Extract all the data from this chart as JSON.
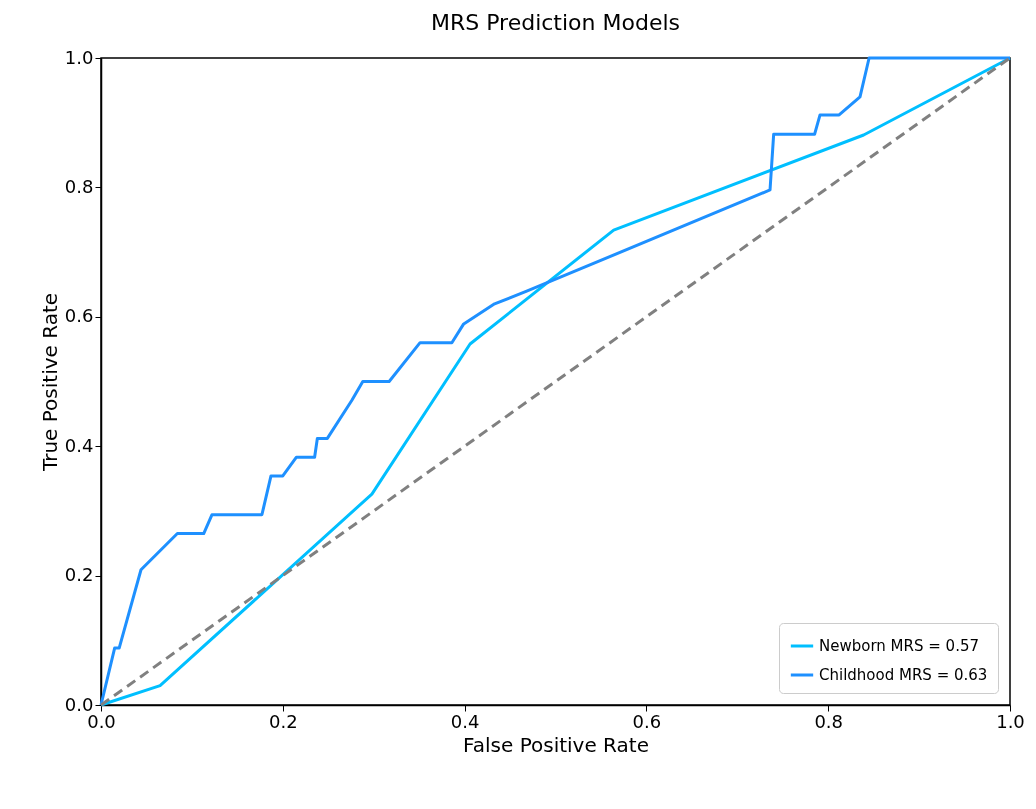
{
  "chart_data": {
    "type": "line",
    "title": "MRS Prediction Models",
    "xlabel": "False Positive Rate",
    "ylabel": "True Positive Rate",
    "xlim": [
      0,
      1
    ],
    "ylim": [
      0,
      1
    ],
    "xticks": [
      {
        "value": 0,
        "label": "0.0"
      },
      0.2,
      0.4,
      0.6,
      0.8,
      {
        "value": 1,
        "label": "1.0"
      }
    ],
    "yticks": [
      {
        "value": 0,
        "label": "0.0"
      },
      0.2,
      0.4,
      0.6,
      0.8,
      {
        "value": 1,
        "label": "1.0"
      }
    ],
    "legend": "bottom right",
    "grid": false,
    "marker": "none",
    "series": [
      {
        "name": "Newborn MRS = 0.57",
        "color": "#00bfff",
        "x": [
          0,
          0.065,
          0.298,
          0.406,
          0.564,
          0.839,
          1
        ],
        "values": [
          0,
          0.03,
          0.326,
          0.558,
          0.734,
          0.881,
          1
        ]
      },
      {
        "name": "Childhood MRS = 0.63",
        "color": "#1e90ff",
        "x": [
          0,
          0.015,
          0.02,
          0.044,
          0.084,
          0.113,
          0.122,
          0.177,
          0.187,
          0.2,
          0.215,
          0.235,
          0.238,
          0.249,
          0.276,
          0.288,
          0.317,
          0.351,
          0.386,
          0.399,
          0.433,
          0.469,
          0.736,
          0.74,
          0.785,
          0.791,
          0.812,
          0.835,
          0.845,
          1
        ],
        "values": [
          0,
          0.088,
          0.088,
          0.209,
          0.265,
          0.265,
          0.294,
          0.294,
          0.354,
          0.354,
          0.383,
          0.383,
          0.412,
          0.412,
          0.471,
          0.5,
          0.5,
          0.56,
          0.56,
          0.589,
          0.62,
          0.64,
          0.796,
          0.882,
          0.882,
          0.912,
          0.912,
          0.94,
          1,
          1
        ]
      },
      {
        "color": "#808080",
        "line_style": "dashed",
        "x": [
          0,
          1
        ],
        "values": [
          0,
          1
        ]
      }
    ]
  }
}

▶ [TASK REQUIREMENTS]: Repeat the data exactly, without the pictures.

▶ [TASK SOLUTION]:
Extract all the data from this chart as JSON.
{
  "chart_data": {
    "type": "line",
    "title": "MRS Prediction Models",
    "xlabel": "False Positive Rate",
    "ylabel": "True Positive Rate",
    "xlim": [
      0,
      1
    ],
    "ylim": [
      0,
      1
    ],
    "xticks": [
      {
        "value": 0,
        "label": "0.0"
      },
      0.2,
      0.4,
      0.6,
      0.8,
      {
        "value": 1,
        "label": "1.0"
      }
    ],
    "yticks": [
      {
        "value": 0,
        "label": "0.0"
      },
      0.2,
      0.4,
      0.6,
      0.8,
      {
        "value": 1,
        "label": "1.0"
      }
    ],
    "legend": "bottom right",
    "grid": false,
    "marker": "none",
    "series": [
      {
        "name": "Newborn MRS = 0.57",
        "color": "#00bfff",
        "x": [
          0,
          0.065,
          0.298,
          0.406,
          0.564,
          0.839,
          1
        ],
        "values": [
          0,
          0.03,
          0.326,
          0.558,
          0.734,
          0.881,
          1
        ]
      },
      {
        "name": "Childhood MRS = 0.63",
        "color": "#1e90ff",
        "x": [
          0,
          0.015,
          0.02,
          0.044,
          0.084,
          0.113,
          0.122,
          0.177,
          0.187,
          0.2,
          0.215,
          0.235,
          0.238,
          0.249,
          0.276,
          0.288,
          0.317,
          0.351,
          0.386,
          0.399,
          0.433,
          0.469,
          0.736,
          0.74,
          0.785,
          0.791,
          0.812,
          0.835,
          0.845,
          1
        ],
        "values": [
          0,
          0.088,
          0.088,
          0.209,
          0.265,
          0.265,
          0.294,
          0.294,
          0.354,
          0.354,
          0.383,
          0.383,
          0.412,
          0.412,
          0.471,
          0.5,
          0.5,
          0.56,
          0.56,
          0.589,
          0.62,
          0.64,
          0.796,
          0.882,
          0.882,
          0.912,
          0.912,
          0.94,
          1,
          1
        ]
      },
      {
        "color": "#808080",
        "line_style": "dashed",
        "x": [
          0,
          1
        ],
        "values": [
          0,
          1
        ]
      }
    ]
  }
}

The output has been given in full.